··· Given records

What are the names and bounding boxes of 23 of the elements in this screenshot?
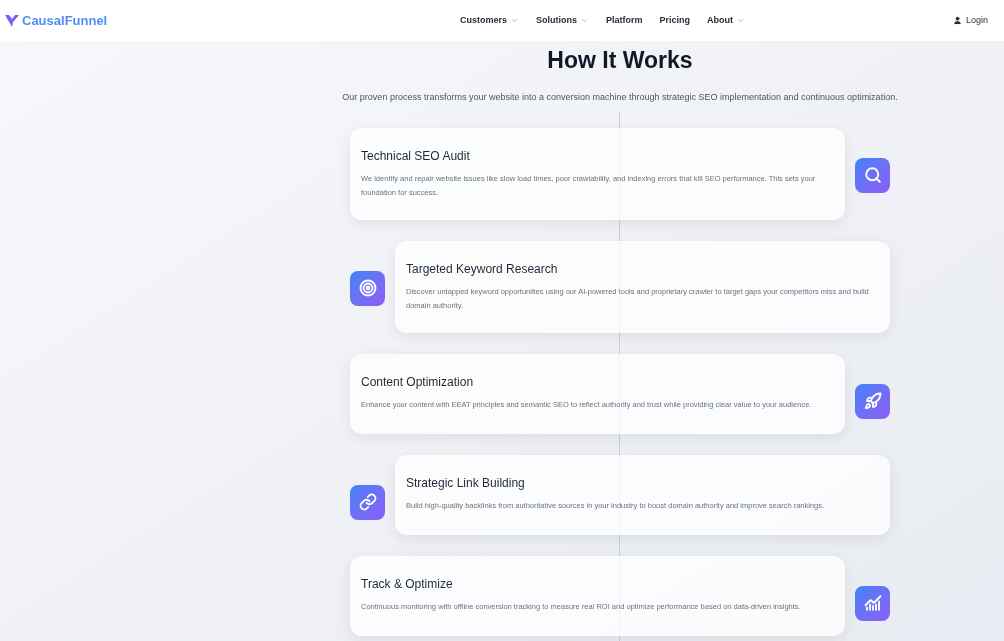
rising-chart-icon: [855, 585, 890, 621]
section-title: How It Works: [547, 46, 693, 75]
nav-link[interactable]: Solutions: [536, 13, 589, 28]
chevron-icon: [510, 16, 519, 25]
step-title: Technical SEO Audit: [361, 147, 471, 164]
step-title: Strategic Link Building: [406, 474, 526, 491]
step-title: Track & Optimize: [361, 575, 454, 592]
login-link[interactable]: Login: [952, 13, 988, 28]
nav-link[interactable]: Customers: [460, 13, 519, 28]
nav-link[interactable]: Pricing: [659, 13, 691, 28]
link-icon: [350, 484, 385, 520]
user-icon: [952, 16, 962, 25]
search-icon: [855, 157, 890, 193]
funnel-logo-icon: [4, 13, 20, 28]
nav-link[interactable]: Platform: [606, 13, 643, 28]
chevron-icon: [736, 16, 746, 25]
rocket-icon: [855, 383, 890, 419]
target-icon: [350, 270, 385, 306]
section-subtitle: Our proven process transforms your website into a conversion machine through strategic SEO implementation and continuous optimization.: [342, 91, 898, 104]
step-title: Targeted Keyword Research: [406, 260, 559, 277]
chevron-icon: [580, 16, 589, 25]
nav-link[interactable]: About: [707, 13, 746, 28]
step-title: Content Optimization: [361, 373, 475, 390]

······

What you need to do
Can you switch each "step-title" in the listing above to "step-heading" and give every line of the listing again with nothing else changed, leaving out the pictures?

Answer to the task
What are the names and bounding boxes of 23 of the elements in this screenshot?
rising-chart-icon: [855, 585, 890, 621]
section-title: How It Works: [547, 46, 693, 75]
nav-link[interactable]: Solutions: [536, 13, 589, 28]
chevron-icon: [510, 16, 519, 25]
step-heading: Technical SEO Audit: [361, 147, 471, 164]
step-heading: Strategic Link Building: [406, 474, 526, 491]
step-heading: Track & Optimize: [361, 575, 454, 592]
login-link[interactable]: Login: [952, 13, 988, 28]
nav-link[interactable]: Customers: [460, 13, 519, 28]
nav-link[interactable]: Pricing: [659, 13, 691, 28]
link-icon: [350, 484, 385, 520]
user-icon: [952, 16, 962, 25]
search-icon: [855, 157, 890, 193]
funnel-logo-icon: [4, 13, 20, 28]
nav-link[interactable]: Platform: [606, 13, 643, 28]
chevron-icon: [736, 16, 746, 25]
rocket-icon: [855, 383, 890, 419]
target-icon: [350, 270, 385, 306]
section-subtitle: Our proven process transforms your website into a conversion machine through strategic SEO implementation and continuous optimization.: [342, 91, 898, 104]
step-heading: Targeted Keyword Research: [406, 260, 559, 277]
chevron-icon: [580, 16, 589, 25]
nav-link[interactable]: About: [707, 13, 746, 28]
step-heading: Content Optimization: [361, 373, 475, 390]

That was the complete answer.